*** Input rows
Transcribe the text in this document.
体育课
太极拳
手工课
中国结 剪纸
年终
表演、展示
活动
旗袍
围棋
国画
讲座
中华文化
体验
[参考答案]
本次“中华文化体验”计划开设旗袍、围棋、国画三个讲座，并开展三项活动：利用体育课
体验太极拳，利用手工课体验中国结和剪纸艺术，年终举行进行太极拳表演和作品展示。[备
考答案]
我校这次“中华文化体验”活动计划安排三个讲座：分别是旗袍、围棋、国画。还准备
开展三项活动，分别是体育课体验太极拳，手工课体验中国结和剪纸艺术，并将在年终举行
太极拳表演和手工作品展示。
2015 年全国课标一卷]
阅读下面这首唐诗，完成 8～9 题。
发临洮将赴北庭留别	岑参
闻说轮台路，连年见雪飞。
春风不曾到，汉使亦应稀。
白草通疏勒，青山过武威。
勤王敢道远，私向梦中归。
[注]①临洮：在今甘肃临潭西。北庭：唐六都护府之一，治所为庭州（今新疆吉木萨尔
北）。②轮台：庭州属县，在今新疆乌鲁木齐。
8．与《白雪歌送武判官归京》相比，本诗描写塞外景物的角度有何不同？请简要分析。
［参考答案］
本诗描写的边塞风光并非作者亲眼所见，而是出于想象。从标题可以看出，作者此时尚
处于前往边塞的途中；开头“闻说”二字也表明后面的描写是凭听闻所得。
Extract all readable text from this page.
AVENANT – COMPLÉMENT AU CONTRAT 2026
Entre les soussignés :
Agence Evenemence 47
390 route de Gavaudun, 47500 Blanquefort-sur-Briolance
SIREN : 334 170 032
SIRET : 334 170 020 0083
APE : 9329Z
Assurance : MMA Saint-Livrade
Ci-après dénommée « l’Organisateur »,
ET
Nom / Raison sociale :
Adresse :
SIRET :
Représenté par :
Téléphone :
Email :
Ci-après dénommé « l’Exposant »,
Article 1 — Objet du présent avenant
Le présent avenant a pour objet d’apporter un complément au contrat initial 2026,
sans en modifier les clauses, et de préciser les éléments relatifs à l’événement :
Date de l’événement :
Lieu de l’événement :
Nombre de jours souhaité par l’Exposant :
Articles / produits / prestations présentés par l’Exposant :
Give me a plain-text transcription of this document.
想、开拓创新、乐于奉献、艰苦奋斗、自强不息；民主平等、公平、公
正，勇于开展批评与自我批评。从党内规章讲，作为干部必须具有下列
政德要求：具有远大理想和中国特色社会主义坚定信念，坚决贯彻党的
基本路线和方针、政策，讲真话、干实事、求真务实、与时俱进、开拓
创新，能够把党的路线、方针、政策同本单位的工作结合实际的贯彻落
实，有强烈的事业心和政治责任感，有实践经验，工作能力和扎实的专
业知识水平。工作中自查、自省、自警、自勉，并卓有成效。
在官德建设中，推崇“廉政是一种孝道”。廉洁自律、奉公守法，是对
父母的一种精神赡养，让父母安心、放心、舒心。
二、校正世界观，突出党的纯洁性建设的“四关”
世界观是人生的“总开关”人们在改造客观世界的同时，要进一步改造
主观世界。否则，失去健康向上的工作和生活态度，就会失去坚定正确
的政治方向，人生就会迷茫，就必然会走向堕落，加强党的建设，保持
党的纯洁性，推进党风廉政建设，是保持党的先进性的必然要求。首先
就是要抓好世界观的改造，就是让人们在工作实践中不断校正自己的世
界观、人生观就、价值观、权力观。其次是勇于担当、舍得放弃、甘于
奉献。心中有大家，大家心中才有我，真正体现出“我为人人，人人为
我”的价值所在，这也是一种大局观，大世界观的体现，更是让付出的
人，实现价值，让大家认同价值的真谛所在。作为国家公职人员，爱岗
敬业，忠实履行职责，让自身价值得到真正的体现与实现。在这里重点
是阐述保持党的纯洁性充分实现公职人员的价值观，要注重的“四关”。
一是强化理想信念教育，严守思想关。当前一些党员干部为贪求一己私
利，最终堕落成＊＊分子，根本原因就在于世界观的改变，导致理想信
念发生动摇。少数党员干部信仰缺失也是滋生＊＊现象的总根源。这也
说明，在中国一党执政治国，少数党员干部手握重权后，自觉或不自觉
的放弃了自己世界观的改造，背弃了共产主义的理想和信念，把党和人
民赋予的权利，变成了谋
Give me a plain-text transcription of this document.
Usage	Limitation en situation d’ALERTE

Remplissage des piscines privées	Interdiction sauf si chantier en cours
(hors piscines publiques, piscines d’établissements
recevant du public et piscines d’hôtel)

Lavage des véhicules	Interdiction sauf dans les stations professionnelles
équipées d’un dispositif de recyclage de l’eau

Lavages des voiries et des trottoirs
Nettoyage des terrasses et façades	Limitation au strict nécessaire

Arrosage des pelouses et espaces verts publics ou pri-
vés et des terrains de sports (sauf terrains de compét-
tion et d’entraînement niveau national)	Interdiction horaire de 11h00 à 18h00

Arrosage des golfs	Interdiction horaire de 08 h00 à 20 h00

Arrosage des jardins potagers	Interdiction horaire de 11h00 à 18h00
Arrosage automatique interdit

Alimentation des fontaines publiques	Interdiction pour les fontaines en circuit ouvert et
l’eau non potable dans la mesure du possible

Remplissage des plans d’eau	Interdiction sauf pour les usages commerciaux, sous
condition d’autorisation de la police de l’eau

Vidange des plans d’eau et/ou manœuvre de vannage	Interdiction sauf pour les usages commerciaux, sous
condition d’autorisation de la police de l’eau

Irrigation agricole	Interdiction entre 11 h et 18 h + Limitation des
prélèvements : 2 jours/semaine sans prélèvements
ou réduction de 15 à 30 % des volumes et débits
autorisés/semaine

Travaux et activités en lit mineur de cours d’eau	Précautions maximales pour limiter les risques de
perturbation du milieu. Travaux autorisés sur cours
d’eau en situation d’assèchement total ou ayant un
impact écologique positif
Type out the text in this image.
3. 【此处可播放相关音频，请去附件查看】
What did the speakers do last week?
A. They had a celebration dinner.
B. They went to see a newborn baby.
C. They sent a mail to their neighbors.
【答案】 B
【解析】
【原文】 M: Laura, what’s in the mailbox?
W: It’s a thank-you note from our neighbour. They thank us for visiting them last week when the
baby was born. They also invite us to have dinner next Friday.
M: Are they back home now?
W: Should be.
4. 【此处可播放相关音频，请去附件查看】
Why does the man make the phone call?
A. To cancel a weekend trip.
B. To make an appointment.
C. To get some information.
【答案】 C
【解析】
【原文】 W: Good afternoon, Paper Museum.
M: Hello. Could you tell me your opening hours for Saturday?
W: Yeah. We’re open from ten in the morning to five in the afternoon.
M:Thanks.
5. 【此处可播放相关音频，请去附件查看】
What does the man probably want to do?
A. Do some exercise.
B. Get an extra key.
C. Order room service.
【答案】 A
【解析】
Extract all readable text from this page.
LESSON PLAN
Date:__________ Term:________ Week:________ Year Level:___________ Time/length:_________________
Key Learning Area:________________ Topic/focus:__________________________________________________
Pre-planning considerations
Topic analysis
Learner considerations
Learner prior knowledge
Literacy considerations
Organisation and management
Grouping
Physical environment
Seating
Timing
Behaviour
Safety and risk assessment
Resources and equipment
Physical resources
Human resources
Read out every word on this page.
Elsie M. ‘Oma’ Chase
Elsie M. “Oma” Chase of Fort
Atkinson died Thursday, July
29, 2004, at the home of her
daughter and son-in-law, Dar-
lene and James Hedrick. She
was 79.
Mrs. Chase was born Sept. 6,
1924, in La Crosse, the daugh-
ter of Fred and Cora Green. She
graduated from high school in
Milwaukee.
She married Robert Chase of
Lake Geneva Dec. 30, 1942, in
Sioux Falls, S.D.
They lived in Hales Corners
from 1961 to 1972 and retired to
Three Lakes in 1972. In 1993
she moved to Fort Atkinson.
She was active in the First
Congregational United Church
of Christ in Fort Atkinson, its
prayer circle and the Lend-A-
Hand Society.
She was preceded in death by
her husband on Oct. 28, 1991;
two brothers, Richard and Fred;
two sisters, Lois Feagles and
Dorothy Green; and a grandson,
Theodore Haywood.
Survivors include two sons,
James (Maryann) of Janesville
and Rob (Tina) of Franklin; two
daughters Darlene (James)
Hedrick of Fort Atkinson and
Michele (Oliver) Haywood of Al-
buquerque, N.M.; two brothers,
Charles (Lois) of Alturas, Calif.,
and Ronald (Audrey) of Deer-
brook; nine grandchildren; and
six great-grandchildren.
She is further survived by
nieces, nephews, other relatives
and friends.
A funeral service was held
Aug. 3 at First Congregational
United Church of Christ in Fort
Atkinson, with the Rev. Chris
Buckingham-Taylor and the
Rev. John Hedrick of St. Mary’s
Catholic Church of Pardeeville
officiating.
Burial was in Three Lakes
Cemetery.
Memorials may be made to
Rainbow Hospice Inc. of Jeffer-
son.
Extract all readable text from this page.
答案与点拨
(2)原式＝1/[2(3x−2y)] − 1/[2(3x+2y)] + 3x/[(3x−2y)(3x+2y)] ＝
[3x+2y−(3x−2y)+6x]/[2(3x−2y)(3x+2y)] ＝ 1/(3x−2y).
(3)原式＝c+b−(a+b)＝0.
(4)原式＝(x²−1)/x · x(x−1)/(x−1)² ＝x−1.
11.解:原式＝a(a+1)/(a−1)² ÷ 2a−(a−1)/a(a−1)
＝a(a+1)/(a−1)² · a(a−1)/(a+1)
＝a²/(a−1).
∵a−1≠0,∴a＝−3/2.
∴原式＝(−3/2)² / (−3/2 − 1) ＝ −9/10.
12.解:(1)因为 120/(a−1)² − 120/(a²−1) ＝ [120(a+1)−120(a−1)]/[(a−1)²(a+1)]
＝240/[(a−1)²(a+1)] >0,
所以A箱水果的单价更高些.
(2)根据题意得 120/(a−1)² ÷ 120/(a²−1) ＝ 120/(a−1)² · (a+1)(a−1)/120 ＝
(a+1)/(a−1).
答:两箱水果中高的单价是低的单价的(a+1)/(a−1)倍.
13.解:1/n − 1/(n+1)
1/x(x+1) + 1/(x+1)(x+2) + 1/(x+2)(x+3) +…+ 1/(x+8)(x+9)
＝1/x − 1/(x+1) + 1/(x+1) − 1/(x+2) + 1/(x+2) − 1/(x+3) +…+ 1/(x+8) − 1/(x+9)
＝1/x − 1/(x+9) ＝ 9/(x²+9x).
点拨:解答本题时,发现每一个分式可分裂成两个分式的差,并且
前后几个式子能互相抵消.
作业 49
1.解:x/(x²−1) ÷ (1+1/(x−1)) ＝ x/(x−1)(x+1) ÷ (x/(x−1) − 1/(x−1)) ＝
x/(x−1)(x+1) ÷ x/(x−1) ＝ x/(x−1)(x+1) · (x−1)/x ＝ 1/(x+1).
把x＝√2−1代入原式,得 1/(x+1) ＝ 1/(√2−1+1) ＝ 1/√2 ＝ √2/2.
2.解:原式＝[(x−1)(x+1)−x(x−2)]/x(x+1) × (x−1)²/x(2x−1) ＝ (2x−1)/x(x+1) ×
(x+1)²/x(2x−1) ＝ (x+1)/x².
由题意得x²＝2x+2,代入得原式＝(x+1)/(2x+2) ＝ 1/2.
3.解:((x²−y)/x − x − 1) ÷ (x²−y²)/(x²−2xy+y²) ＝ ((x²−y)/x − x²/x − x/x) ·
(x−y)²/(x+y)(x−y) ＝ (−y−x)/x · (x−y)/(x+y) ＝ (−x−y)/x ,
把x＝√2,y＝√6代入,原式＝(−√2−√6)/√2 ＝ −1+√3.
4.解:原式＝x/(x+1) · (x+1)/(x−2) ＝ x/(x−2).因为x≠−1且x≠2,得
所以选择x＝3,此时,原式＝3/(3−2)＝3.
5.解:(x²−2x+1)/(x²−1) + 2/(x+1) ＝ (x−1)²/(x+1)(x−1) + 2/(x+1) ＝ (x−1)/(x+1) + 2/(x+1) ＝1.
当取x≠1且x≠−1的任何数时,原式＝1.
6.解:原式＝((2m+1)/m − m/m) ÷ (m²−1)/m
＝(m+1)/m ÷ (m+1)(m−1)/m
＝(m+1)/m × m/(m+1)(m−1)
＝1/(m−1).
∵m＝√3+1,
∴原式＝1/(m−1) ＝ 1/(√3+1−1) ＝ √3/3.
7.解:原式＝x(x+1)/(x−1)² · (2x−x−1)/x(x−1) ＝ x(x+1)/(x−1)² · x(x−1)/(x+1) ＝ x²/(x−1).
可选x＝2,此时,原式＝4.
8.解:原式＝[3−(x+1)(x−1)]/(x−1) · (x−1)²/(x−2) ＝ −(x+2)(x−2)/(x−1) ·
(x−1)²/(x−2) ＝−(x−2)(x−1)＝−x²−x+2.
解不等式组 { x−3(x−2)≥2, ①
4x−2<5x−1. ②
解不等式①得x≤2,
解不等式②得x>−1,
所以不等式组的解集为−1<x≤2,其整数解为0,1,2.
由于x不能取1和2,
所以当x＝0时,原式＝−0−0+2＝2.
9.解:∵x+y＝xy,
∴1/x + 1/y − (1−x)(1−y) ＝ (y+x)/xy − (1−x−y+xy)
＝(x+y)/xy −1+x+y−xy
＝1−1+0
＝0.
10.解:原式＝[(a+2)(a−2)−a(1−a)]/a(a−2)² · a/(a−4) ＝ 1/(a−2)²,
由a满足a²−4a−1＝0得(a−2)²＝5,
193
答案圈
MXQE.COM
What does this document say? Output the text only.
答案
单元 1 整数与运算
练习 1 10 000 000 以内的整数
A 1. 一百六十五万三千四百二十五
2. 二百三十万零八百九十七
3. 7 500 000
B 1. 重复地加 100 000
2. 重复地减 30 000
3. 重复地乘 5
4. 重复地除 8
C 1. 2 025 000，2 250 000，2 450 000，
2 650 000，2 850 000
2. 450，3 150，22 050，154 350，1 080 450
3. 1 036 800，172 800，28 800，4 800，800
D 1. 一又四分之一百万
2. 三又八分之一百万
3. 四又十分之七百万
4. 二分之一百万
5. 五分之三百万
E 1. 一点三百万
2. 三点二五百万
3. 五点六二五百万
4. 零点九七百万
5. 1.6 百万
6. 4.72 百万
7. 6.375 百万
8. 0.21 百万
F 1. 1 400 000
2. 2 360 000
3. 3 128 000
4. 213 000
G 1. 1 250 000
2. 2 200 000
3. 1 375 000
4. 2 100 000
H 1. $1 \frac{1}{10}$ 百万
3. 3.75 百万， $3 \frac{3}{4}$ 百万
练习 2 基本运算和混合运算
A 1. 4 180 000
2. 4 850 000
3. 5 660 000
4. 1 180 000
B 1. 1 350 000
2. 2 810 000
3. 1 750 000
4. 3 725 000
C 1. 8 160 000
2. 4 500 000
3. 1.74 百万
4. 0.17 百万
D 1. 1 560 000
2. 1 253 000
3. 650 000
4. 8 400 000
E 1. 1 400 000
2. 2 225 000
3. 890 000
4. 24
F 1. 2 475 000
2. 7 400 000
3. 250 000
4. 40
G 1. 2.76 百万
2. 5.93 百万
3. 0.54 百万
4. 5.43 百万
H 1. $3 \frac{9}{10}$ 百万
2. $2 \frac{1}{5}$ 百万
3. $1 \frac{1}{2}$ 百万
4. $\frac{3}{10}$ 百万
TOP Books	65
******
[Your goal]
Copy each line of the records that contains the word "Church".

[The completed task]
Congregational United Church
United Church of Christ in Fort
Catholic Church of Pardeeville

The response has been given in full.